Records from a dataset:

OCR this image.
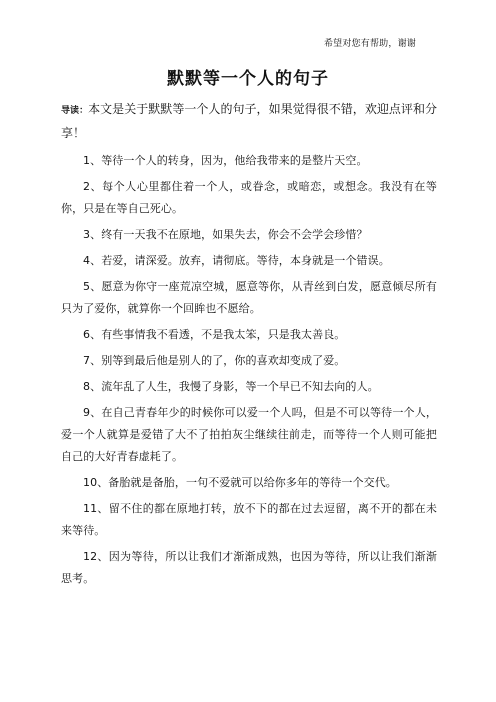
希望对您有帮助，谢谢
默默等一个人的句子
导读：本文是关于默默等一个人的句子，如果觉得很不错，欢迎点评和分享！

1、等待一个人的转身，因为，他给我带来的是整片天空。

2、每个人心里都住着一个人，或眷念，或暗恋，或想念。我没有在等你，只是在等自己死心。

3、终有一天我不在原地，如果失去，你会不会学会珍惜？

4、若爱，请深爱。放弃，请彻底。等待，本身就是一个错误。

5、愿意为你守一座荒凉空城，愿意等你，从青丝到白发，愿意倾尽所有只为了爱你，就算你一个回眸也不愿给。

6、有些事情我不看透，不是我太笨，只是我太善良。

7、别等到最后他是别人的了，你的喜欢却变成了爱。

8、流年乱了人生，我慢了身影，等一个早已不知去向的人。

9、在自己青春年少的时候你可以爱一个人吗，但是不可以等待一个人，爱一个人就算是爱错了大不了拍拍灰尘继续往前走，而等待一个人则可能把自己的大好青春虚耗了。

10、备胎就是备胎，一句不爱就可以给你多年的等待一个交代。

11、留不住的都在原地打转，放不下的都在过去逗留，离不开的都在未来等待。

12、因为等待，所以让我们才渐渐成熟，也因为等待，所以让我们渐渐思考。
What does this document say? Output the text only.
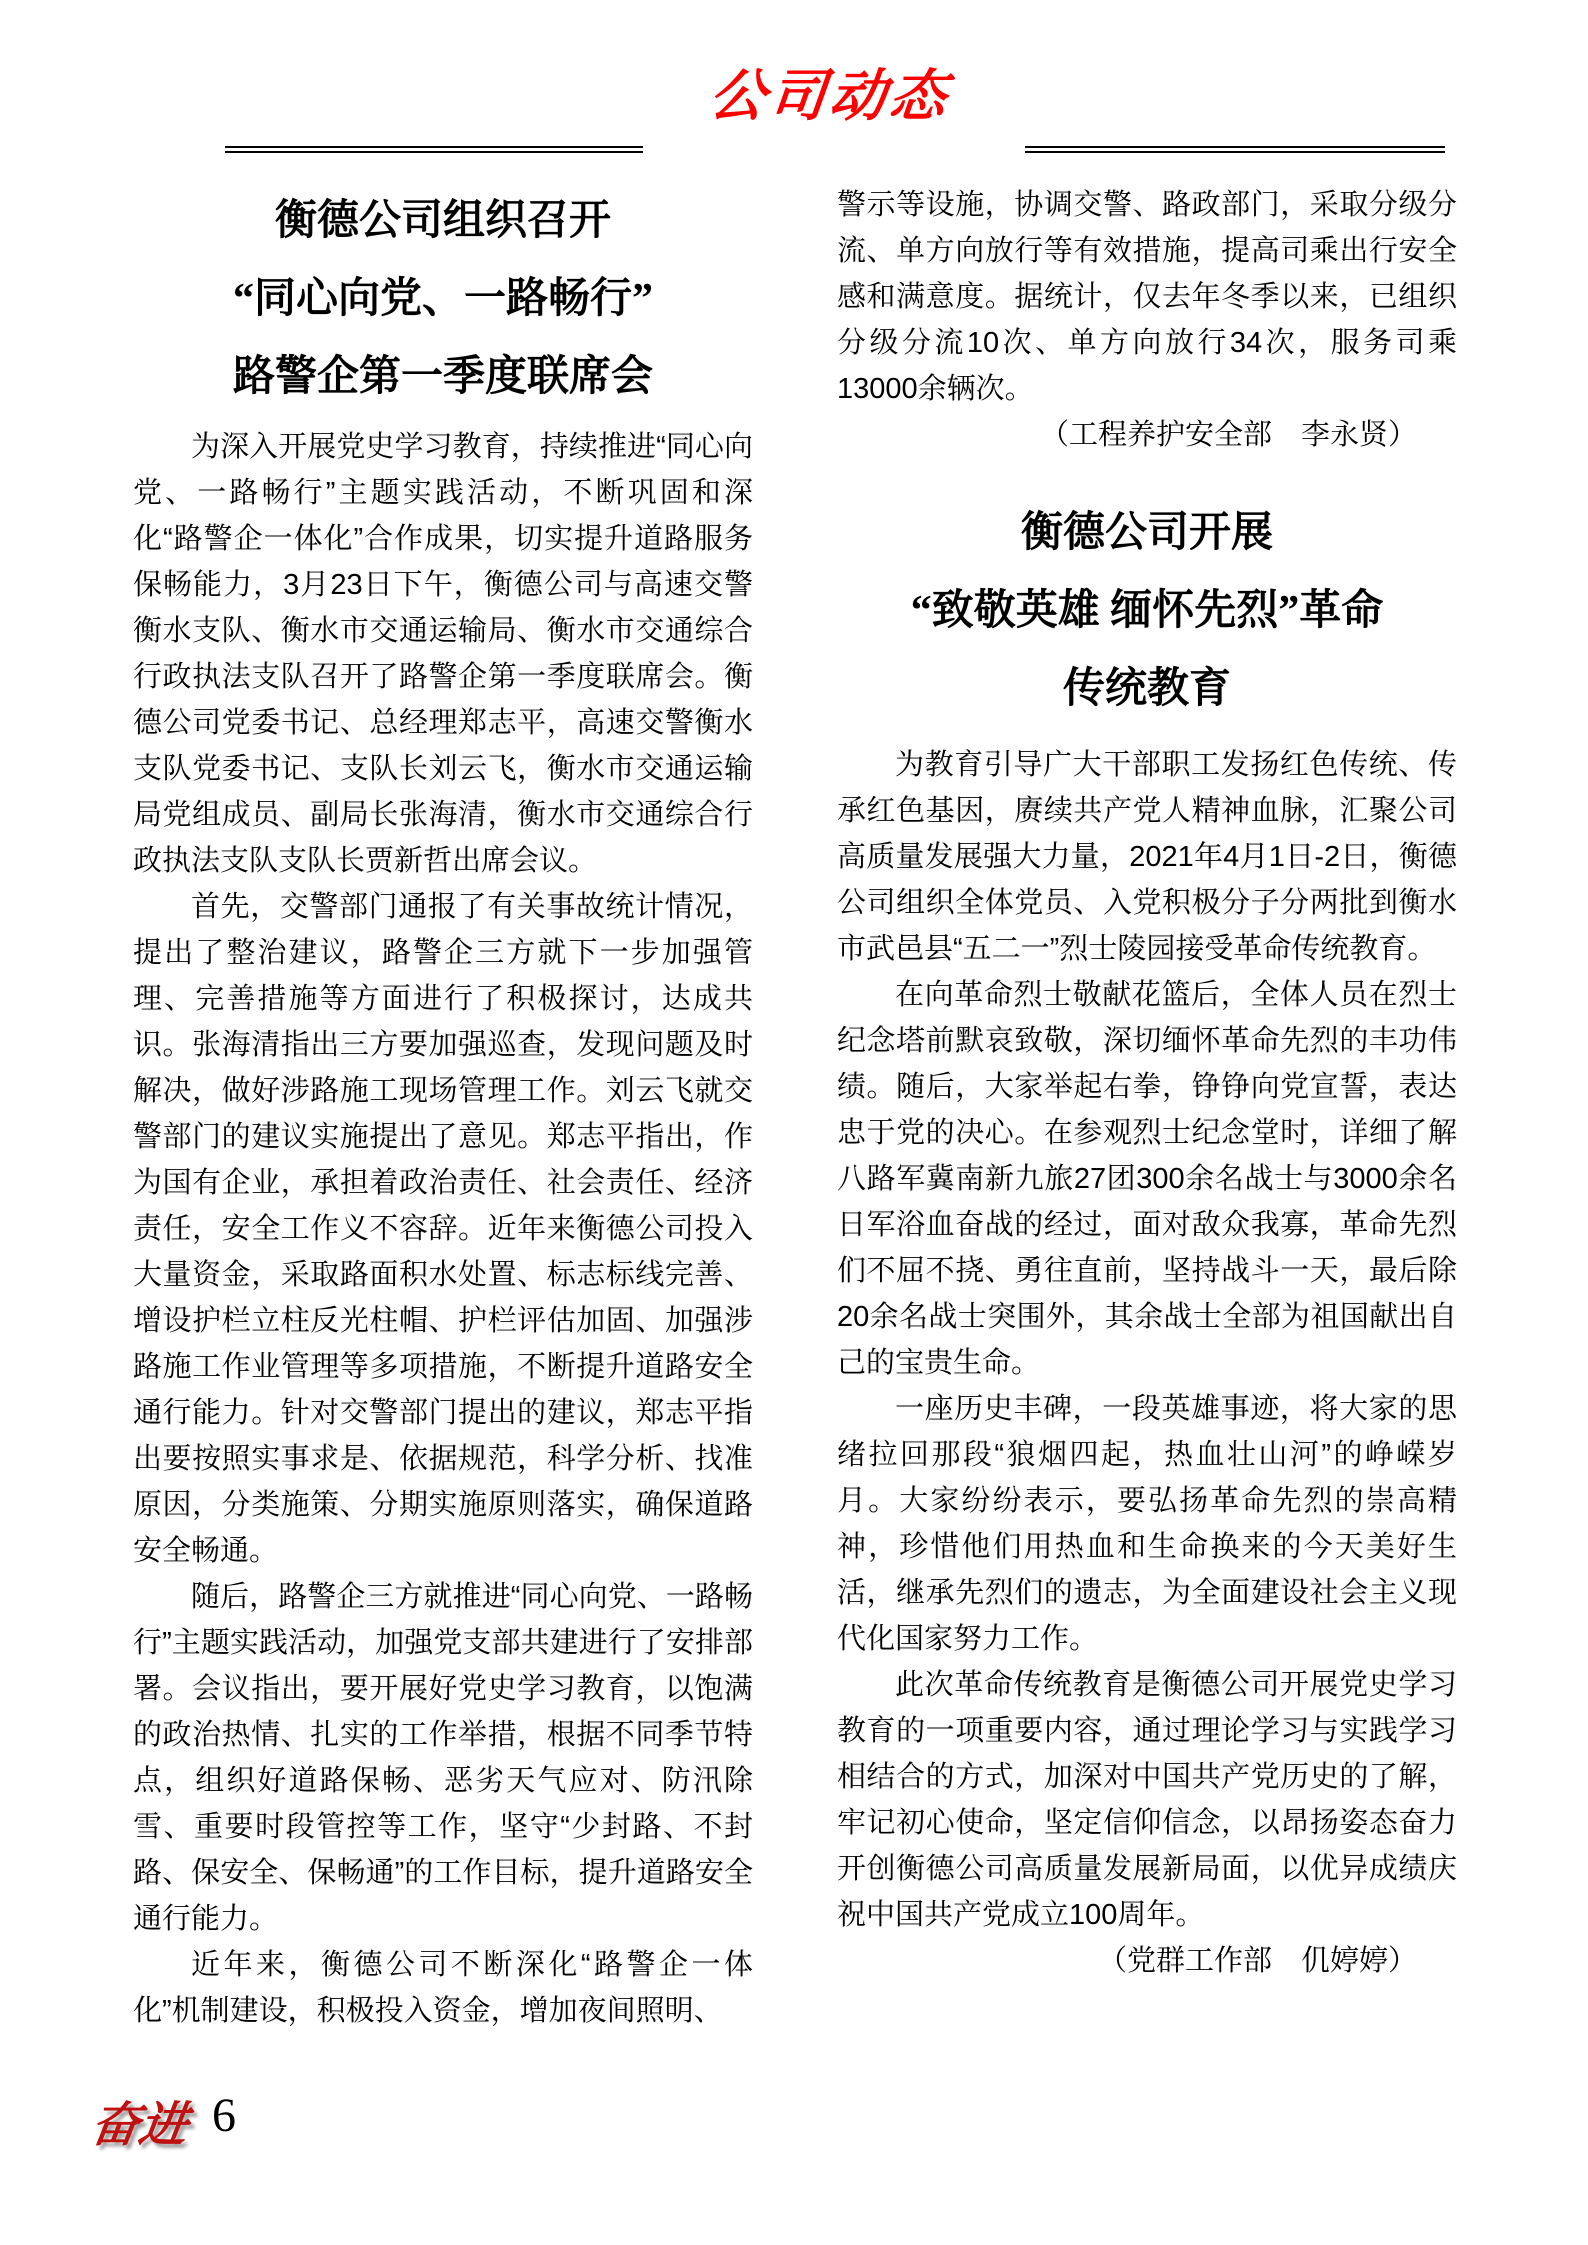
公司动态
衡德公司组织召开
“同心向党、一路畅行”
路警企第一季度联席会

为深入开展党史学习教育，持续推进“同心向党、一路畅行”主题实践活动，不断巩固和深化“路警企一体化”合作成果，切实提升道路服务保畅能力，3月23日下午，衡德公司与高速交警衡水支队、衡水市交通运输局、衡水市交通综合行政执法支队召开了路警企第一季度联席会。衡德公司党委书记、总经理郑志平，高速交警衡水支队党委书记、支队长刘云飞，衡水市交通运输局党组成员、副局长张海清，衡水市交通综合行政执法支队支队长贾新哲出席会议。

首先，交警部门通报了有关事故统计情况，提出了整治建议，路警企三方就下一步加强管理、完善措施等方面进行了积极探讨，达成共识。张海清指出三方要加强巡查，发现问题及时解决，做好涉路施工现场管理工作。刘云飞就交警部门的建议实施提出了意见。郑志平指出，作为国有企业，承担着政治责任、社会责任、经济责任，安全工作义不容辞。近年来衡德公司投入大量资金，采取路面积水处置、标志标线完善、增设护栏立柱反光柱帽、护栏评估加固、加强涉路施工作业管理等多项措施，不断提升道路安全通行能力。针对交警部门提出的建议，郑志平指出要按照实事求是、依据规范，科学分析、找准原因，分类施策、分期实施原则落实，确保道路安全畅通。

随后，路警企三方就推进“同心向党、一路畅行”主题实践活动，加强党支部共建进行了安排部署。会议指出，要开展好党史学习教育，以饱满的政治热情、扎实的工作举措，根据不同季节特点，组织好道路保畅、恶劣天气应对、防汛除雪、重要时段管控等工作，坚守“少封路、不封路、保安全、保畅通”的工作目标，提升道路安全通行能力。

近年来，衡德公司不断深化“路警企一体化”机制建设，积极投入资金，增加夜间照明、

警示等设施，协调交警、路政部门，采取分级分流、单方向放行等有效措施，提高司乘出行安全感和满意度。据统计，仅去年冬季以来，已组织分级分流10次、单方向放行34次，服务司乘13000余辆次。

（工程养护安全部　李永贤）

衡德公司开展
“致敬英雄 缅怀先烈”革命
传统教育

为教育引导广大干部职工发扬红色传统、传承红色基因，赓续共产党人精神血脉，汇聚公司高质量发展强大力量，2021年4月1日-2日，衡德公司组织全体党员、入党积极分子分两批到衡水市武邑县“五二一”烈士陵园接受革命传统教育。

在向革命烈士敬献花篮后，全体人员在烈士纪念塔前默哀致敬，深切缅怀革命先烈的丰功伟绩。随后，大家举起右拳，铮铮向党宣誓，表达忠于党的决心。在参观烈士纪念堂时，详细了解八路军冀南新九旅27团300余名战士与3000余名日军浴血奋战的经过，面对敌众我寡，革命先烈们不屈不挠、勇往直前，坚持战斗一天，最后除20余名战士突围外，其余战士全部为祖国献出自己的宝贵生命。

一座历史丰碑，一段英雄事迹，将大家的思绪拉回那段“狼烟四起，热血壮山河”的峥嵘岁月。大家纷纷表示，要弘扬革命先烈的崇高精神，珍惜他们用热血和生命换来的今天美好生活，继承先烈们的遗志，为全面建设社会主义现代化国家努力工作。

此次革命传统教育是衡德公司开展党史学习教育的一项重要内容，通过理论学习与实践学习相结合的方式，加深对中国共产党历史的了解，牢记初心使命，坚定信仰信念，以昂扬姿态奋力开创衡德公司高质量发展新局面，以优异成绩庆祝中国共产党成立100周年。

（党群工作部　仉婷婷）

奋进 6
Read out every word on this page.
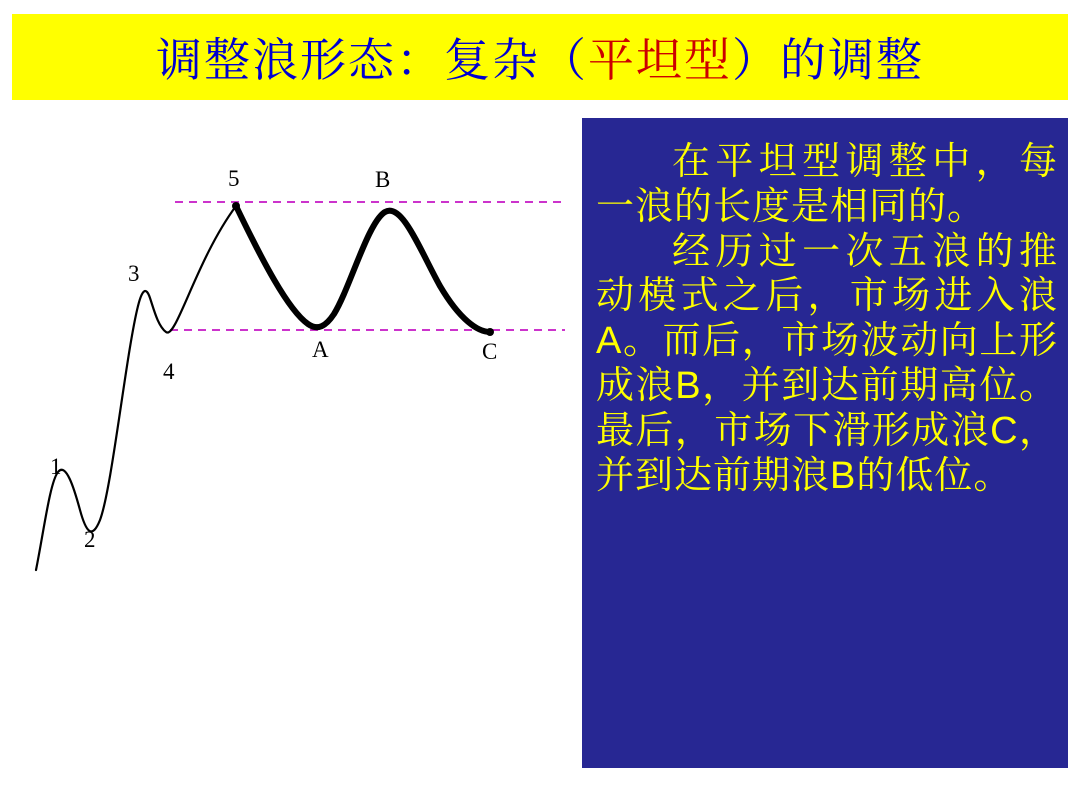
调整浪形态：复杂（平坦型）的调整
1
2
3
4
5
A
B
C

在平坦型调整中，每一浪的长度是相同的。

经历过一次五浪的推动模式之后，市场进入浪A。而后，市场波动向上形成浪B，并到达前期高位。最后，市场下滑形成浪C，并到达前期浪B的低位。
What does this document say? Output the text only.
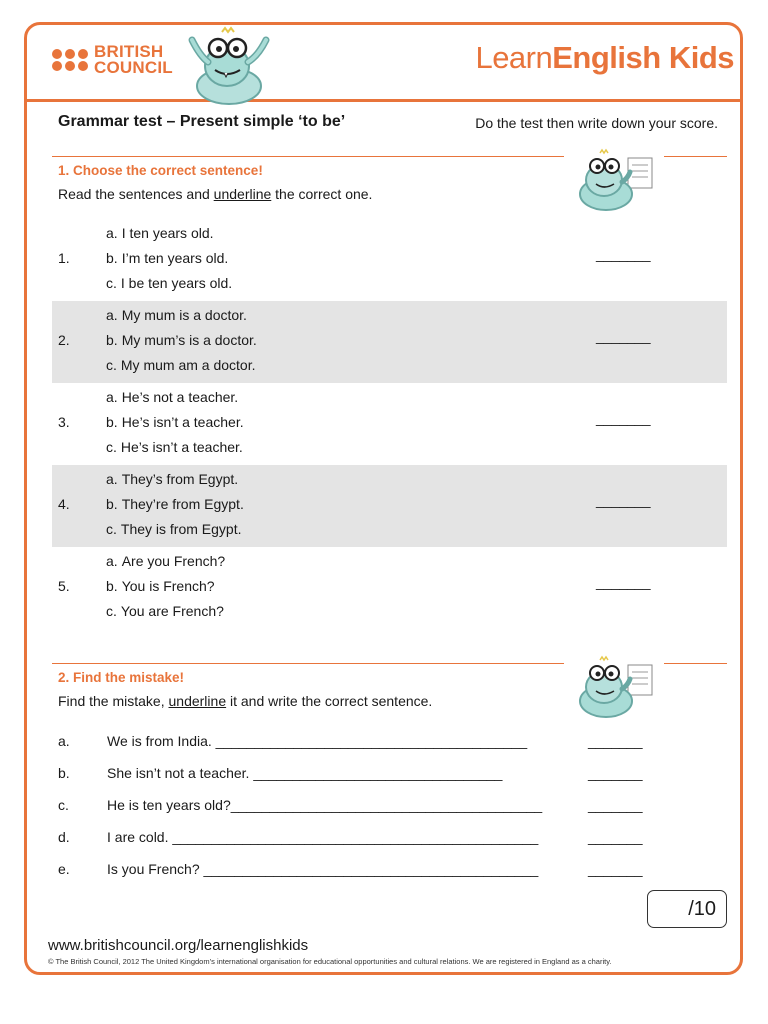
BRITISH
COUNCIL	LearnEnglish Kids
Grammar test – Present simple ‘to be’	Do the test then write down your score.
1. Choose the correct sentence!
Read the sentences and underline the correct one.
1.
a. I ten years old.
b. I’m ten years old.
c. I be ten years old.
_______
2.
a. My mum is a doctor.
b. My mum’s is a doctor.
c. My mum am a doctor.
_______
3.
a. He’s not a teacher.
b. He’s isn’t a teacher.
c. He’s isn’t a teacher.
_______
4.
a. They’s from Egypt.
b. They’re from Egypt.
c. They is from Egypt.
_______
5.
a. Are you French?
b. You is French?
c. You are French?
_______
2. Find the mistake!
Find the mistake, underline it and write the correct sentence.
a.	We is from India. ________________________________________	_______
b.	She isn’t not a teacher. ________________________________	_______
c.	He is ten years old?________________________________________	_______
d.	I are cold. _______________________________________________	_______
e.	Is you French? ___________________________________________	_______
/10
www.britishcouncil.org/learnenglishkids
© The British Council, 2012 The United Kingdom’s international organisation for educational opportunities and cultural relations. We are registered in England as a charity.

§ Problem statement: Copy the records above exactly, leaving out every picture.

§ Solution for this task:
OCR this image.
希望对您有帮助，谢谢
默默等一个人的句子
导读：本文是关于默默等一个人的句子，如果觉得很不错，欢迎点评和分享！

1、等待一个人的转身，因为，他给我带来的是整片天空。

2、每个人心里都住着一个人，或眷念，或暗恋，或想念。我没有在等你，只是在等自己死心。

3、终有一天我不在原地，如果失去，你会不会学会珍惜？

4、若爱，请深爱。放弃，请彻底。等待，本身就是一个错误。

5、愿意为你守一座荒凉空城，愿意等你，从青丝到白发，愿意倾尽所有只为了爱你，就算你一个回眸也不愿给。

6、有些事情我不看透，不是我太笨，只是我太善良。

7、别等到最后他是别人的了，你的喜欢却变成了爱。

8、流年乱了人生，我慢了身影，等一个早已不知去向的人。

9、在自己青春年少的时候你可以爱一个人吗，但是不可以等待一个人，爱一个人就算是爱错了大不了拍拍灰尘继续往前走，而等待一个人则可能把自己的大好青春虚耗了。

10、备胎就是备胎，一句不爱就可以给你多年的等待一个交代。

11、留不住的都在原地打转，放不下的都在过去逗留，离不开的都在未来等待。

12、因为等待，所以让我们才渐渐成熟，也因为等待，所以让我们渐渐思考。
What does this document say? Output the text only.
公司动态
衡德公司组织召开
“同心向党、一路畅行”
路警企第一季度联席会

为深入开展党史学习教育，持续推进“同心向党、一路畅行”主题实践活动，不断巩固和深化“路警企一体化”合作成果，切实提升道路服务保畅能力，3月23日下午，衡德公司与高速交警衡水支队、衡水市交通运输局、衡水市交通综合行政执法支队召开了路警企第一季度联席会。衡德公司党委书记、总经理郑志平，高速交警衡水支队党委书记、支队长刘云飞，衡水市交通运输局党组成员、副局长张海清，衡水市交通综合行政执法支队支队长贾新哲出席会议。

首先，交警部门通报了有关事故统计情况，提出了整治建议，路警企三方就下一步加强管理、完善措施等方面进行了积极探讨，达成共识。张海清指出三方要加强巡查，发现问题及时解决，做好涉路施工现场管理工作。刘云飞就交警部门的建议实施提出了意见。郑志平指出，作为国有企业，承担着政治责任、社会责任、经济责任，安全工作义不容辞。近年来衡德公司投入大量资金，采取路面积水处置、标志标线完善、增设护栏立柱反光柱帽、护栏评估加固、加强涉路施工作业管理等多项措施，不断提升道路安全通行能力。针对交警部门提出的建议，郑志平指出要按照实事求是、依据规范，科学分析、找准原因，分类施策、分期实施原则落实，确保道路安全畅通。

随后，路警企三方就推进“同心向党、一路畅行”主题实践活动，加强党支部共建进行了安排部署。会议指出，要开展好党史学习教育，以饱满的政治热情、扎实的工作举措，根据不同季节特点，组织好道路保畅、恶劣天气应对、防汛除雪、重要时段管控等工作，坚守“少封路、不封路、保安全、保畅通”的工作目标，提升道路安全通行能力。

近年来，衡德公司不断深化“路警企一体化”机制建设，积极投入资金，增加夜间照明、

警示等设施，协调交警、路政部门，采取分级分流、单方向放行等有效措施，提高司乘出行安全感和满意度。据统计，仅去年冬季以来，已组织分级分流10次、单方向放行34次，服务司乘13000余辆次。

（工程养护安全部　李永贤）

衡德公司开展
“致敬英雄 缅怀先烈”革命
传统教育

为教育引导广大干部职工发扬红色传统、传承红色基因，赓续共产党人精神血脉，汇聚公司高质量发展强大力量，2021年4月1日-2日，衡德公司组织全体党员、入党积极分子分两批到衡水市武邑县“五二一”烈士陵园接受革命传统教育。

在向革命烈士敬献花篮后，全体人员在烈士纪念塔前默哀致敬，深切缅怀革命先烈的丰功伟绩。随后，大家举起右拳，铮铮向党宣誓，表达忠于党的决心。在参观烈士纪念堂时，详细了解八路军冀南新九旅27团300余名战士与3000余名日军浴血奋战的经过，面对敌众我寡，革命先烈们不屈不挠、勇往直前，坚持战斗一天，最后除20余名战士突围外，其余战士全部为祖国献出自己的宝贵生命。

一座历史丰碑，一段英雄事迹，将大家的思绪拉回那段“狼烟四起，热血壮山河”的峥嵘岁月。大家纷纷表示，要弘扬革命先烈的崇高精神，珍惜他们用热血和生命换来的今天美好生活，继承先烈们的遗志，为全面建设社会主义现代化国家努力工作。

此次革命传统教育是衡德公司开展党史学习教育的一项重要内容，通过理论学习与实践学习相结合的方式，加深对中国共产党历史的了解，牢记初心使命，坚定信仰信念，以昂扬姿态奋力开创衡德公司高质量发展新局面，以优异成绩庆祝中国共产党成立100周年。

（党群工作部　仉婷婷）

奋进 6
Read out every word on this page.
调整浪形态：复杂（平坦型）的调整
1
2
3
4
5
A
B
C

在平坦型调整中，每一浪的长度是相同的。

经历过一次五浪的推动模式之后，市场进入浪A。而后，市场波动向上形成浪B，并到达前期高位。最后，市场下滑形成浪C，并到达前期浪B的低位。
What does this document say? Output the text only.
BRITISH
COUNCIL	LearnEnglish Kids
Grammar test – Present simple ‘to be’	Do the test then write down your score.
1. Choose the correct sentence!
Read the sentences and underline the correct one.
1.
a. I ten years old.
b. I’m ten years old.
c. I be ten years old.
_______
2.
a. My mum is a doctor.
b. My mum’s is a doctor.
c. My mum am a doctor.
_______
3.
a. He’s not a teacher.
b. He’s isn’t a teacher.
c. He’s isn’t a teacher.
_______
4.
a. They’s from Egypt.
b. They’re from Egypt.
c. They is from Egypt.
_______
5.
a. Are you French?
b. You is French?
c. You are French?
_______
2. Find the mistake!
Find the mistake, underline it and write the correct sentence.
a.	We is from India. ________________________________________	_______
b.	She isn’t not a teacher. ________________________________	_______
c.	He is ten years old?________________________________________	_______
d.	I are cold. _______________________________________________	_______
e.	Is you French? ___________________________________________	_______
/10
www.britishcouncil.org/learnenglishkids
© The British Council, 2012 The United Kingdom’s international organisation for educational opportunities and cultural relations. We are registered in England as a charity.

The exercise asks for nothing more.